• [Exercise brief]:
Which lines in the records below contain the word "text"? Copy each one out.

• [Dataset records]:
========
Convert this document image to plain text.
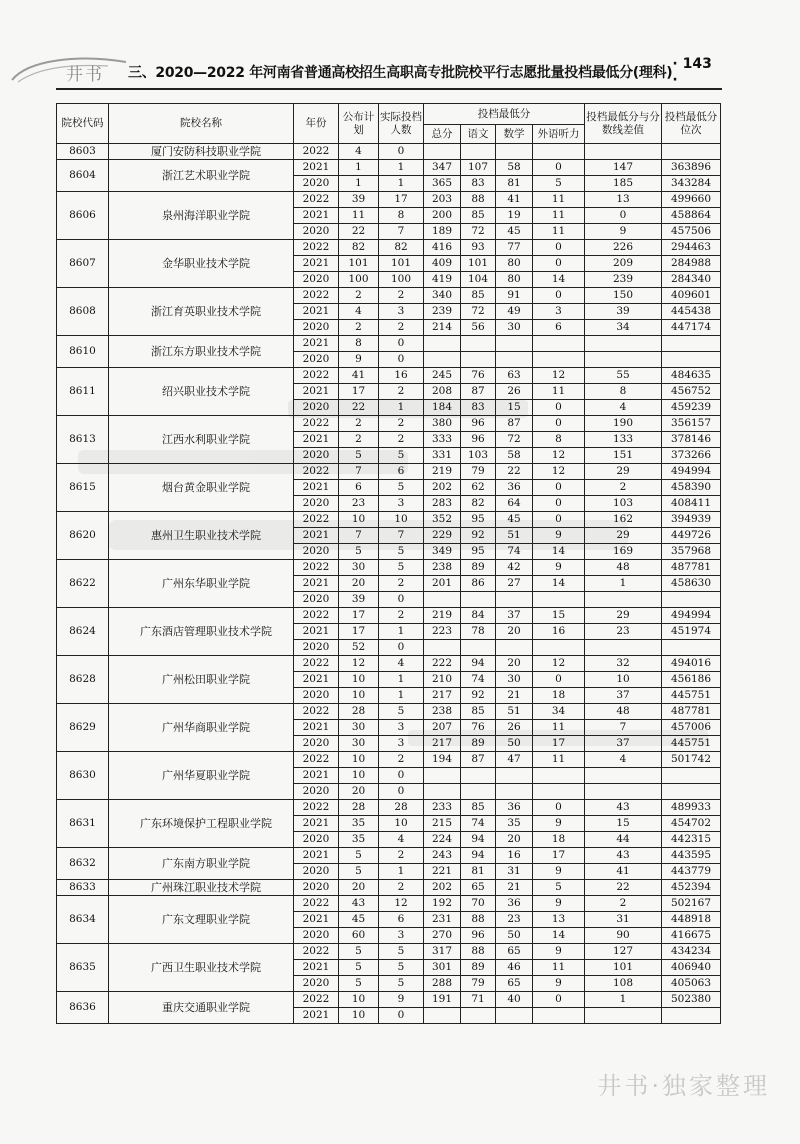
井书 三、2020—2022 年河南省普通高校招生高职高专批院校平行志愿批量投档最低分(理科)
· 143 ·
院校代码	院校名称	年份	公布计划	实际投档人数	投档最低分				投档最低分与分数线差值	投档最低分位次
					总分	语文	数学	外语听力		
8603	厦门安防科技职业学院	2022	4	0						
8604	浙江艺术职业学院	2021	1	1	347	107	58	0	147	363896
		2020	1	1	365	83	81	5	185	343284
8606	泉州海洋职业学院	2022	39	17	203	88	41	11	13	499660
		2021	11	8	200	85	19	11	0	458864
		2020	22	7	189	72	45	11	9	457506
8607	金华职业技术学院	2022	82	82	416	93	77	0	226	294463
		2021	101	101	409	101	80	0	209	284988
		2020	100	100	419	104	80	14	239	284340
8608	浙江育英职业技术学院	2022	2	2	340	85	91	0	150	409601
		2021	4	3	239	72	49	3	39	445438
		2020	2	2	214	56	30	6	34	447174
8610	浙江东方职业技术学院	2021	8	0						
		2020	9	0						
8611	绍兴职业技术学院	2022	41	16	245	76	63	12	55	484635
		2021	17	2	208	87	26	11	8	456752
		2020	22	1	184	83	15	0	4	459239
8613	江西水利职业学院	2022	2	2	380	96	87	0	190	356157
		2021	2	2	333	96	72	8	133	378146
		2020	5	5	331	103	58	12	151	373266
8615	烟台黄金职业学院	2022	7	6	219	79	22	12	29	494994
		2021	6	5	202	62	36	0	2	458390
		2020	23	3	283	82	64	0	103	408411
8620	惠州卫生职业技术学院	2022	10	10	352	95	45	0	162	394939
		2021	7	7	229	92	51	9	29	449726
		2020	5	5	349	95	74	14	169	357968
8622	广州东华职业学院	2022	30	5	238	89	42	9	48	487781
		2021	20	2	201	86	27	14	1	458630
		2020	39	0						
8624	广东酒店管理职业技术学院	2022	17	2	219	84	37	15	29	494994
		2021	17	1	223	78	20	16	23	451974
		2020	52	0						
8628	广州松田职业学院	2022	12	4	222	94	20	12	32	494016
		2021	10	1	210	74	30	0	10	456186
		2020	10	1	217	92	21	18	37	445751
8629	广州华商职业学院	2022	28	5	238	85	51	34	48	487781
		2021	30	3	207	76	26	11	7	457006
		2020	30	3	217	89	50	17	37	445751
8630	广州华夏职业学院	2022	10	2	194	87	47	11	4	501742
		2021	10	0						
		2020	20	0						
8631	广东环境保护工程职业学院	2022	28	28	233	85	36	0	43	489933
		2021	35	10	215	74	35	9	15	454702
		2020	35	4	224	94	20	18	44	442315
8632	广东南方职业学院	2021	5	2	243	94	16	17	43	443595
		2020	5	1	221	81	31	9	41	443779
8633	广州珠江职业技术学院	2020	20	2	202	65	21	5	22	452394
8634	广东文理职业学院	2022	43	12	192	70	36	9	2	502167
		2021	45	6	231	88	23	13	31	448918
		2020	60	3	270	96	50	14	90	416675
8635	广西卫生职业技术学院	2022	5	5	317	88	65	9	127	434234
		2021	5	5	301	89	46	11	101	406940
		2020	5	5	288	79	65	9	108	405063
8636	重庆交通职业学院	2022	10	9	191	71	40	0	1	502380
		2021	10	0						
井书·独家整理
========
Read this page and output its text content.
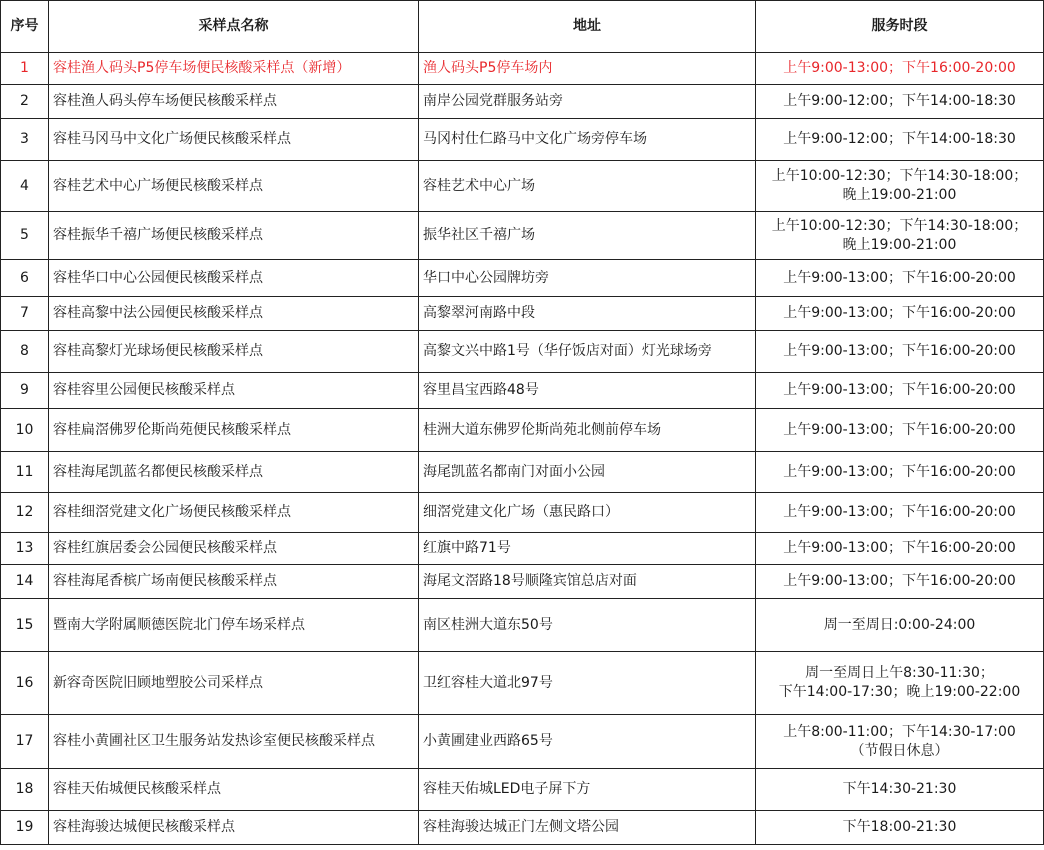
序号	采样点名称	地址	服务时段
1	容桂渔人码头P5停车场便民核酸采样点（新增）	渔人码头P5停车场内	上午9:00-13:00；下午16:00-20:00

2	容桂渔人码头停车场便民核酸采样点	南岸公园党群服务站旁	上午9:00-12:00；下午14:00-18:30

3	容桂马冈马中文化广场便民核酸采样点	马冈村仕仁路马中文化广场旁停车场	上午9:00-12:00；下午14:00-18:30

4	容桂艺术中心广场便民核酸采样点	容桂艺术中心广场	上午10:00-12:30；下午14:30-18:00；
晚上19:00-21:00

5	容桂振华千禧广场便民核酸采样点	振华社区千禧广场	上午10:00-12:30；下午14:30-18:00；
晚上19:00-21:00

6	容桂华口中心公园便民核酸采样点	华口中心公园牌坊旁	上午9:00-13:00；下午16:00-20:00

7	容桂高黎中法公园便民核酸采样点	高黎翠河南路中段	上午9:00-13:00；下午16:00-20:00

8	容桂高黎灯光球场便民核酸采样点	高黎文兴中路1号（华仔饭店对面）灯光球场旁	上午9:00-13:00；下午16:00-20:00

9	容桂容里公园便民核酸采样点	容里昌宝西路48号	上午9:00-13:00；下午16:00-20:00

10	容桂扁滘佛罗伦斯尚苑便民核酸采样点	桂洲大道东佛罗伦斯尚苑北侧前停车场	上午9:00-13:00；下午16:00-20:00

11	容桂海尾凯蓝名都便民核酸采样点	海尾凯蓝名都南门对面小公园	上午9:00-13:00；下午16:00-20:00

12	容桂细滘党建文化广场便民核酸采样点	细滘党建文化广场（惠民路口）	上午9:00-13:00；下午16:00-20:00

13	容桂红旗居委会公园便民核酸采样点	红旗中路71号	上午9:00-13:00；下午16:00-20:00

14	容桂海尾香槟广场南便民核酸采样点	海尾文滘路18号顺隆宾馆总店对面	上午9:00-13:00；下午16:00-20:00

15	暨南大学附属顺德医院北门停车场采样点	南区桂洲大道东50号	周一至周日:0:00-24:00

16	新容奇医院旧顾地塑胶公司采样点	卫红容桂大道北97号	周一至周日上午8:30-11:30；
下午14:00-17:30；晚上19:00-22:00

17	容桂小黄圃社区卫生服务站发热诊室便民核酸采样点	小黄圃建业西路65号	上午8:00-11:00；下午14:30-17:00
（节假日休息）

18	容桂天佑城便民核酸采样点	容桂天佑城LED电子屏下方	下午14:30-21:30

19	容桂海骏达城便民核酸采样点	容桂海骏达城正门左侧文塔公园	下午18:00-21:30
========
• [Task result]:
Convert this document image to plain text.
Read this page and output its text content.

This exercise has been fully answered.